Collected data:
• • • • •

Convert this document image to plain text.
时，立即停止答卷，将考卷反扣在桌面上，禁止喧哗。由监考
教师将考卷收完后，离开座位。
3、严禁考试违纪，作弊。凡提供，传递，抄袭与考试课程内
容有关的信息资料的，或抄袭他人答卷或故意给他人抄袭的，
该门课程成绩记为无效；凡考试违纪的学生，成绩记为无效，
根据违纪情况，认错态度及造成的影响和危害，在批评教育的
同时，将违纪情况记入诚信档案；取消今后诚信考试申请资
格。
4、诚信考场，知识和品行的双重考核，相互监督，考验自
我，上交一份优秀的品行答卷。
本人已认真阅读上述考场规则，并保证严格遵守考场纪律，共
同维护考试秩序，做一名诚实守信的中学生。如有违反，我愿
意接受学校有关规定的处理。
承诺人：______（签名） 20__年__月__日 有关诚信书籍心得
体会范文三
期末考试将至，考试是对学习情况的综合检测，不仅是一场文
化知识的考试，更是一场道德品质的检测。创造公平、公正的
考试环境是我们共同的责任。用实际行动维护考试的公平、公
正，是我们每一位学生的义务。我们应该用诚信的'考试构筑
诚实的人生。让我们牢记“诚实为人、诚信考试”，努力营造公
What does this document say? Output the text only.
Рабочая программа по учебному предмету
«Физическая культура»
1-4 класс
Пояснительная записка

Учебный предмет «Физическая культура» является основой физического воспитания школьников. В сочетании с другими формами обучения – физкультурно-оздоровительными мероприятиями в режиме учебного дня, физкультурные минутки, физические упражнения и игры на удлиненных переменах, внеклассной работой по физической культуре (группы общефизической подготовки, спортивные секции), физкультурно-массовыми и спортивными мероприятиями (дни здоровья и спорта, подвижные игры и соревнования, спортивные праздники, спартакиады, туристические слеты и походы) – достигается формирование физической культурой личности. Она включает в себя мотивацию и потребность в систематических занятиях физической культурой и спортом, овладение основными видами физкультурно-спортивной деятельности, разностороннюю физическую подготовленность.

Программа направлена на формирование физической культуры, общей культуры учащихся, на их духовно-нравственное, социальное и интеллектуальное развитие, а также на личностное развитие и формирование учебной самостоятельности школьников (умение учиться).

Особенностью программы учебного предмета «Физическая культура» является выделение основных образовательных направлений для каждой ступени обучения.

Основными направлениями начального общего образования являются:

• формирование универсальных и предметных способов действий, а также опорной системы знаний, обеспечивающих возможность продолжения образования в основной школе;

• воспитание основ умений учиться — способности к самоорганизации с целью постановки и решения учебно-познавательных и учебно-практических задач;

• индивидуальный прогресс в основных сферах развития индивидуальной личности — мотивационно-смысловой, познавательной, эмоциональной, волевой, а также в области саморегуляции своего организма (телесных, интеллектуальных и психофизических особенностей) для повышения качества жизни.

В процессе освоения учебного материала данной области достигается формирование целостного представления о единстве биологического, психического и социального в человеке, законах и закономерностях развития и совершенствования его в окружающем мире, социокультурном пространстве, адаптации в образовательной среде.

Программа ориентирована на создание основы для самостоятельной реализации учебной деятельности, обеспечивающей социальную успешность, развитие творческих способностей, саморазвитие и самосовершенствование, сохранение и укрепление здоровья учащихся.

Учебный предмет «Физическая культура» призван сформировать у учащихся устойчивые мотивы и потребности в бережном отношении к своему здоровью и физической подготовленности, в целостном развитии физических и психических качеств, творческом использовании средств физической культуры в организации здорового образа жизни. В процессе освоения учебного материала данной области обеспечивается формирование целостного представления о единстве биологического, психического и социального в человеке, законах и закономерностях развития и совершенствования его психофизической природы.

• • • • •

GIVEN TASK: Return every entry exactly as given.

FINAL ANSWER:
Convert this document image to plain text.
时，立即停止答卷，将考卷反扣在桌面上，禁止喧哗。由监考
教师将考卷收完后，离开座位。
3、严禁考试违纪，作弊。凡提供，传递，抄袭与考试课程内
容有关的信息资料的，或抄袭他人答卷或故意给他人抄袭的，
该门课程成绩记为无效；凡考试违纪的学生，成绩记为无效，
根据违纪情况，认错态度及造成的影响和危害，在批评教育的
同时，将违纪情况记入诚信档案；取消今后诚信考试申请资
格。
4、诚信考场，知识和品行的双重考核，相互监督，考验自
我，上交一份优秀的品行答卷。
本人已认真阅读上述考场规则，并保证严格遵守考场纪律，共
同维护考试秩序，做一名诚实守信的中学生。如有违反，我愿
意接受学校有关规定的处理。
承诺人：______（签名） 20__年__月__日 有关诚信书籍心得
体会范文三
期末考试将至，考试是对学习情况的综合检测，不仅是一场文
化知识的考试，更是一场道德品质的检测。创造公平、公正的
考试环境是我们共同的责任。用实际行动维护考试的公平、公
正，是我们每一位学生的义务。我们应该用诚信的'考试构筑
诚实的人生。让我们牢记“诚实为人、诚信考试”，努力营造公
What does this document say? Output the text only.
Рабочая программа по учебному предмету
«Физическая культура»
1-4 класс
Пояснительная записка

Учебный предмет «Физическая культура» является основой физического воспитания школьников. В сочетании с другими формами обучения – физкультурно-оздоровительными мероприятиями в режиме учебного дня, физкультурные минутки, физические упражнения и игры на удлиненных переменах, внеклассной работой по физической культуре (группы общефизической подготовки, спортивные секции), физкультурно-массовыми и спортивными мероприятиями (дни здоровья и спорта, подвижные игры и соревнования, спортивные праздники, спартакиады, туристические слеты и походы) – достигается формирование физической культурой личности. Она включает в себя мотивацию и потребность в систематических занятиях физической культурой и спортом, овладение основными видами физкультурно-спортивной деятельности, разностороннюю физическую подготовленность.

Программа направлена на формирование физической культуры, общей культуры учащихся, на их духовно-нравственное, социальное и интеллектуальное развитие, а также на личностное развитие и формирование учебной самостоятельности школьников (умение учиться).

Особенностью программы учебного предмета «Физическая культура» является выделение основных образовательных направлений для каждой ступени обучения.

Основными направлениями начального общего образования являются:

• формирование универсальных и предметных способов действий, а также опорной системы знаний, обеспечивающих возможность продолжения образования в основной школе;

• воспитание основ умений учиться — способности к самоорганизации с целью постановки и решения учебно-познавательных и учебно-практических задач;

• индивидуальный прогресс в основных сферах развития индивидуальной личности — мотивационно-смысловой, познавательной, эмоциональной, волевой, а также в области саморегуляции своего организма (телесных, интеллектуальных и психофизических особенностей) для повышения качества жизни.

В процессе освоения учебного материала данной области достигается формирование целостного представления о единстве биологического, психического и социального в человеке, законах и закономерностях развития и совершенствования его в окружающем мире, социокультурном пространстве, адаптации в образовательной среде.

Программа ориентирована на создание основы для самостоятельной реализации учебной деятельности, обеспечивающей социальную успешность, развитие творческих способностей, саморазвитие и самосовершенствование, сохранение и укрепление здоровья учащихся.

Учебный предмет «Физическая культура» призван сформировать у учащихся устойчивые мотивы и потребности в бережном отношении к своему здоровью и физической подготовленности, в целостном развитии физических и психических качеств, творческом использовании средств физической культуры в организации здорового образа жизни. В процессе освоения учебного материала данной области обеспечивается формирование целостного представления о единстве биологического, психического и социального в человеке, законах и закономерностях развития и совершенствования его психофизической природы.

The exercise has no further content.